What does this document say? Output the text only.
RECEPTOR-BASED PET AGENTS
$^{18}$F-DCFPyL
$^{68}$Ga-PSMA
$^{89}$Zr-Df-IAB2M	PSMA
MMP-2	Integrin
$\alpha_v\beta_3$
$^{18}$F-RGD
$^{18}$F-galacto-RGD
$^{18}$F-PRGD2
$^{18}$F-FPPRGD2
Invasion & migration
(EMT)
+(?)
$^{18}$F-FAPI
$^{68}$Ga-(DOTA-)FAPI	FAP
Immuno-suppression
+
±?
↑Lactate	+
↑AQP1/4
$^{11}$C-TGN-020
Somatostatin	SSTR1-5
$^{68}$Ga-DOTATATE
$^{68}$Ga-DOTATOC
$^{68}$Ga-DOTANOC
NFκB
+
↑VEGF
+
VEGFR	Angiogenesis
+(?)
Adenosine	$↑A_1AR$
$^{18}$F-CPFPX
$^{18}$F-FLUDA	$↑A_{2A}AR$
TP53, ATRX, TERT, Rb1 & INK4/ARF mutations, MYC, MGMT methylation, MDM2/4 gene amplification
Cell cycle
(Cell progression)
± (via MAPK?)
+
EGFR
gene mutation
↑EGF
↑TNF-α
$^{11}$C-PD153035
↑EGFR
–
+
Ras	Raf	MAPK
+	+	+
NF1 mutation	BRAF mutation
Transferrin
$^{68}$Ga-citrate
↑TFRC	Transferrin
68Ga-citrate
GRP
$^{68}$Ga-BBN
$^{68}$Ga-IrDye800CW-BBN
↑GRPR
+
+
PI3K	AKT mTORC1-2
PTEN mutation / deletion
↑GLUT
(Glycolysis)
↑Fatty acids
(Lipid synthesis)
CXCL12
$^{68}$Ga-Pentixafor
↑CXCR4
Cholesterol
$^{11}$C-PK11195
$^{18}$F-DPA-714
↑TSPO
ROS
• • • • • • •
■ Task details
Print the whole listing once more, exactly as it stands.

■ Written answer
What does this document say? Output the text only.
RECEPTOR-BASED PET AGENTS
$^{18}$F-DCFPyL
$^{68}$Ga-PSMA
$^{89}$Zr-Df-IAB2M	PSMA
MMP-2	Integrin
$\alpha_v\beta_3$
$^{18}$F-RGD
$^{18}$F-galacto-RGD
$^{18}$F-PRGD2
$^{18}$F-FPPRGD2
Invasion & migration
(EMT)
+(?)
$^{18}$F-FAPI
$^{68}$Ga-(DOTA-)FAPI	FAP
Immuno-suppression
+
±?
↑Lactate	+
↑AQP1/4
$^{11}$C-TGN-020
Somatostatin	SSTR1-5
$^{68}$Ga-DOTATATE
$^{68}$Ga-DOTATOC
$^{68}$Ga-DOTANOC
NFκB
+
↑VEGF
+
VEGFR	Angiogenesis
+(?)
Adenosine	$↑A_1AR$
$^{18}$F-CPFPX
$^{18}$F-FLUDA	$↑A_{2A}AR$
TP53, ATRX, TERT, Rb1 & INK4/ARF mutations, MYC, MGMT methylation, MDM2/4 gene amplification
Cell cycle
(Cell progression)
± (via MAPK?)
+
EGFR
gene mutation
↑EGF
↑TNF-α
$^{11}$C-PD153035
↑EGFR
–
+
Ras	Raf	MAPK
+	+	+
NF1 mutation	BRAF mutation
Transferrin
$^{68}$Ga-citrate
↑TFRC	Transferrin
68Ga-citrate
GRP
$^{68}$Ga-BBN
$^{68}$Ga-IrDye800CW-BBN
↑GRPR
+
+
PI3K	AKT mTORC1-2
PTEN mutation / deletion
↑GLUT
(Glycolysis)
↑Fatty acids
(Lipid synthesis)
CXCL12
$^{68}$Ga-Pentixafor
↑CXCR4
Cholesterol
$^{11}$C-PK11195
$^{18}$F-DPA-714
↑TSPO
ROS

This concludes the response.